— Texte à lire —
━━━━━━━━

Les avantages individuels
Avec EmoScienS, les travailleurs décident s’ils veulent partager leurs données de façon anonyme avec leur employeur. L’intérêt pour eux, en plus de permettre à leur gestionnaire de veiller au maintien d’un bon climat d’équipe, est d’avoir accès à leurs données individuelles par un tableau de bord sécurisé. «Ils peuvent voir quels sont les moments dans la journée où ils ont été joyeux, tristes, en colère et faire le lien avec la tâche ou l’activité qu’ils accomplissaient alors», illustre M. Plusquellec.
Prenons l’exemple de la colère. «Elle a une fonction claire, soit d’indiquer la présence d’un obstacle à une valeur ou à un but, signale le chercheur. En regardant les pics de colère dans une journée, on est capable de repérer les obstacles, donc de savoir quand ils se représenteront. Ainsi, on peut prévoir une stratégie pour gérer sa colère à ce moment-là.»

━━━━━━━━

— Données à examiner —
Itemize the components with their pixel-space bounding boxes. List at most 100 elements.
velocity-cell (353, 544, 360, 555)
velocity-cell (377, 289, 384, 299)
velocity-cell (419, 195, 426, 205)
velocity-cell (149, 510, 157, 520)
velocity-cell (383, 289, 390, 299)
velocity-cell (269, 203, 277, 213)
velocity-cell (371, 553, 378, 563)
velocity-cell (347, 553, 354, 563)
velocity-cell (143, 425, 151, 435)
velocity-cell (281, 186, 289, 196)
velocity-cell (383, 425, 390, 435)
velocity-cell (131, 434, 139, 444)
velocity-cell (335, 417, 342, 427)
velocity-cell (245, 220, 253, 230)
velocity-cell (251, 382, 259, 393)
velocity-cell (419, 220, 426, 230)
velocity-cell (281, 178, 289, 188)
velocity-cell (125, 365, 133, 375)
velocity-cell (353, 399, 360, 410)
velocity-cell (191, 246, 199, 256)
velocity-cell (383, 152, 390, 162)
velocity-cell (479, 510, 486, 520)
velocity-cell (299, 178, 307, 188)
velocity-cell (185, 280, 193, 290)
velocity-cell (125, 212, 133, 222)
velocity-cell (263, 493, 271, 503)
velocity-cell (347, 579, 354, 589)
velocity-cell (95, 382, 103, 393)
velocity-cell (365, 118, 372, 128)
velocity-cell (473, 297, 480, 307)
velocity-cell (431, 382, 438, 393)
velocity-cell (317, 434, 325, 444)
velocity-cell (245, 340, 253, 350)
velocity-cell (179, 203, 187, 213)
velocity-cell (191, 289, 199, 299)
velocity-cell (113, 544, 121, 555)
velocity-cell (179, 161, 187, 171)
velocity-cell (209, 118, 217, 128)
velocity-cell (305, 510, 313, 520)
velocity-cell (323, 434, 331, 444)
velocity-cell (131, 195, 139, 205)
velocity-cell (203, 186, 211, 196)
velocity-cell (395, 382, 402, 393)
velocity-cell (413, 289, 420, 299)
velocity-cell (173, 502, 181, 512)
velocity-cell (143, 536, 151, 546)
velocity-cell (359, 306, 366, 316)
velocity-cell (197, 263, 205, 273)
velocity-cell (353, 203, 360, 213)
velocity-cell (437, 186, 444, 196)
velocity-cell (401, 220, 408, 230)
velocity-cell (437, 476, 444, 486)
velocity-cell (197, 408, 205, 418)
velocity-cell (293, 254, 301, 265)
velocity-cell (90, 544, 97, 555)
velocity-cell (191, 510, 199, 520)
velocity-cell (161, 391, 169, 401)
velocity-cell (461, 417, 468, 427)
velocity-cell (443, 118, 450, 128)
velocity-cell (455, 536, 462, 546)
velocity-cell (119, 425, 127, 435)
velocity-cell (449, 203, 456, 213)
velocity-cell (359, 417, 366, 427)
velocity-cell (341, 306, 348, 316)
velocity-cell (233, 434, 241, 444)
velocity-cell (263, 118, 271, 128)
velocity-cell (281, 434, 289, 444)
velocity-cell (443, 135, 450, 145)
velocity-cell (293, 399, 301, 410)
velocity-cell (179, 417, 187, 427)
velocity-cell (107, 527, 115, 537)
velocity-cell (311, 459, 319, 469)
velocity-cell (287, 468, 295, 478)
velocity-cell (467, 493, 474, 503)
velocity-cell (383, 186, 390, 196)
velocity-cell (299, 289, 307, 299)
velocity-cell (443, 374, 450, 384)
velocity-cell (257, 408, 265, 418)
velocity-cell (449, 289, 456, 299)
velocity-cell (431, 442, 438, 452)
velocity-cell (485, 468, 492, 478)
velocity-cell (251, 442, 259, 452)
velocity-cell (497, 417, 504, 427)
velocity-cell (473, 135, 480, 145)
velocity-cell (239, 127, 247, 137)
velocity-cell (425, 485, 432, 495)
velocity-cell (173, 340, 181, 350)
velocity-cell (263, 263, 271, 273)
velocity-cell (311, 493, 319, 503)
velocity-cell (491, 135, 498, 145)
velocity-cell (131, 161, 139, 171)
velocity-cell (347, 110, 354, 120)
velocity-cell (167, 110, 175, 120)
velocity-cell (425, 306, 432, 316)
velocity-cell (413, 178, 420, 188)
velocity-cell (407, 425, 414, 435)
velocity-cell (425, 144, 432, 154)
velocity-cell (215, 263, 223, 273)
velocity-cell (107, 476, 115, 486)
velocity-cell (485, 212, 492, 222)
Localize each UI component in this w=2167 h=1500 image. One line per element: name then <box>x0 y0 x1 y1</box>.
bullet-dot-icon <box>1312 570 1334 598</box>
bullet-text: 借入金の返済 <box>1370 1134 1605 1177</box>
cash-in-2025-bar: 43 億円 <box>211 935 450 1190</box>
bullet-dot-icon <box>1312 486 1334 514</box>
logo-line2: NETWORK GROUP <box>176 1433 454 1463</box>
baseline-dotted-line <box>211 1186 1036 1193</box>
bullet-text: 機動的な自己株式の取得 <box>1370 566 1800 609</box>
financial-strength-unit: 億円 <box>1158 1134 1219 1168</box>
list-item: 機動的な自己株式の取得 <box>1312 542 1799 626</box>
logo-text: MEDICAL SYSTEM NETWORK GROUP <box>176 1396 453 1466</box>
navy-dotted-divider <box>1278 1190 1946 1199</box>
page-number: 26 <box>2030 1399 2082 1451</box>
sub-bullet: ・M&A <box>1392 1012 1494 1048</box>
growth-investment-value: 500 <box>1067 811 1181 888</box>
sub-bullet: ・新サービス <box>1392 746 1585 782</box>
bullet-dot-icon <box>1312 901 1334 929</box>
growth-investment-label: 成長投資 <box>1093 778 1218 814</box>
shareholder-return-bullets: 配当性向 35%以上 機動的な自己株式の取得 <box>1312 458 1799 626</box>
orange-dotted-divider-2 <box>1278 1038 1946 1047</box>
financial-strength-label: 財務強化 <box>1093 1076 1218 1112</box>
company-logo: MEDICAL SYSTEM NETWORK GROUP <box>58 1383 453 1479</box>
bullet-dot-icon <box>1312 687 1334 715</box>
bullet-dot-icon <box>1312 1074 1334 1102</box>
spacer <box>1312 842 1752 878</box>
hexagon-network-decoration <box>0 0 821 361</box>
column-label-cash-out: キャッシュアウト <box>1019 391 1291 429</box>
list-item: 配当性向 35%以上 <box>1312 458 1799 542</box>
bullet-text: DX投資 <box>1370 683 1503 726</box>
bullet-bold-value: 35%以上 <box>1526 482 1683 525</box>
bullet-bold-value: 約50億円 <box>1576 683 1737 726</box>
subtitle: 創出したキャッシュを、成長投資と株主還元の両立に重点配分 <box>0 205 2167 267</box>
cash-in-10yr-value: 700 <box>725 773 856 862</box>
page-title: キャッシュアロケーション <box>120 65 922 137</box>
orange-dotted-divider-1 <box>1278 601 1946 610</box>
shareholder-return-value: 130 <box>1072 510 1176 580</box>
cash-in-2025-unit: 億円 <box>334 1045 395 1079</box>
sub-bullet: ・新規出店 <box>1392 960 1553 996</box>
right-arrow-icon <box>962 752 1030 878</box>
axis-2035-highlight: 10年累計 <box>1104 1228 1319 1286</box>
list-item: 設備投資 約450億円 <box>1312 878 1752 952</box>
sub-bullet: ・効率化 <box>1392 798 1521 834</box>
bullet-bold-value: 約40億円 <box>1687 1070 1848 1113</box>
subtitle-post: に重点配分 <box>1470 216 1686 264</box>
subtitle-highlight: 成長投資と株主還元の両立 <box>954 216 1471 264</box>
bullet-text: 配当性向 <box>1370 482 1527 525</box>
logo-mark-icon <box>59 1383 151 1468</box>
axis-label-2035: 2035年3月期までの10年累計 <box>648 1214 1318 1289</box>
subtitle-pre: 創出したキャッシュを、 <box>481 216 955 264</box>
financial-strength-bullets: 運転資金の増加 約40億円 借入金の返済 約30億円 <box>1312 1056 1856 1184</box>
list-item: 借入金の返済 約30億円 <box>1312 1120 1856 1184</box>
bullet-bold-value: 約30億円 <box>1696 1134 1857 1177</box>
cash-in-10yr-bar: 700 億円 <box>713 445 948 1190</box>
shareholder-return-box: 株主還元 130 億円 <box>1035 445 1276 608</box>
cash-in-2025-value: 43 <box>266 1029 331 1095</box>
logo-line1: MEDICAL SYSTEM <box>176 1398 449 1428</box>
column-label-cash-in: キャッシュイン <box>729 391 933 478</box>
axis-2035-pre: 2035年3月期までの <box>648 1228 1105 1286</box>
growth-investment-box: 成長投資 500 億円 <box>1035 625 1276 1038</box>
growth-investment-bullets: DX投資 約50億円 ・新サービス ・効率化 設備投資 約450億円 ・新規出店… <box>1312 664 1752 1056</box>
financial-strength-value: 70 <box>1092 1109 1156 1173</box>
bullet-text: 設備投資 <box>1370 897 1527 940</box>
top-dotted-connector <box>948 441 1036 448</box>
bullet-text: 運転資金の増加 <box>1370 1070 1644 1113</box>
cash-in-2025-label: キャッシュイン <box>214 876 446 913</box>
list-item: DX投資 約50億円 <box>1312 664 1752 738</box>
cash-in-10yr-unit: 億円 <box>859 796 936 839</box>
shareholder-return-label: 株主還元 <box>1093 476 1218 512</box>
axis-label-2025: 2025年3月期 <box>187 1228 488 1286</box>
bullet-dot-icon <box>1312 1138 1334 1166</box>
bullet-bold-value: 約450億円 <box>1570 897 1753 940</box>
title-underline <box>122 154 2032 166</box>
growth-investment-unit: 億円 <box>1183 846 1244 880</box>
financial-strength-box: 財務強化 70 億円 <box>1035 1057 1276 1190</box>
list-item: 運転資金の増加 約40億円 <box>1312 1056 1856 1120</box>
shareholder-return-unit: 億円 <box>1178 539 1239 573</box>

━━━━━━━━

— Ensemble des consignes —
1) Recopiez un passage du texte sur EmoScienS : commencez aux mots « Les avantages individuels » et arrêtez-vous après « illustre M. Plusquellec. ».
2) Selon le texte sur EmoScienS, pourquoi l'observation des pics de colère au cours d'une journée permet-elle de prévoir une stratégie pour gérer sa colère ? Répondez en une à trois phrases.

— Réponses par consigne —
1)
Les avantages individuels
Avec EmoScienS, les travailleurs décident s’ils veulent partager leurs données de façon anonyme avec leur employeur. L’intérêt pour eux, en plus de permettre à leur gestionnaire de veiller au maintien d’un bon climat d’équipe, est d’avoir accès à leurs données individuelles par un tableau de bord sécurisé. «Ils peuvent voir quels sont les moments dans la journée où ils ont été joyeux, tristes, en colère et faire le lien avec la tâche ou l’activité qu’ils accomplissaient alors», illustre M. Plusquellec.

2) La colère sert à signaler la présence d'un obstacle à une valeur ou à un but. En repérant les pics de colère dans une journée, on repère ces obstacles et on sait quand ils se représenteront. On peut donc prévoir une stratégie pour gérer sa colère à ce moment-là.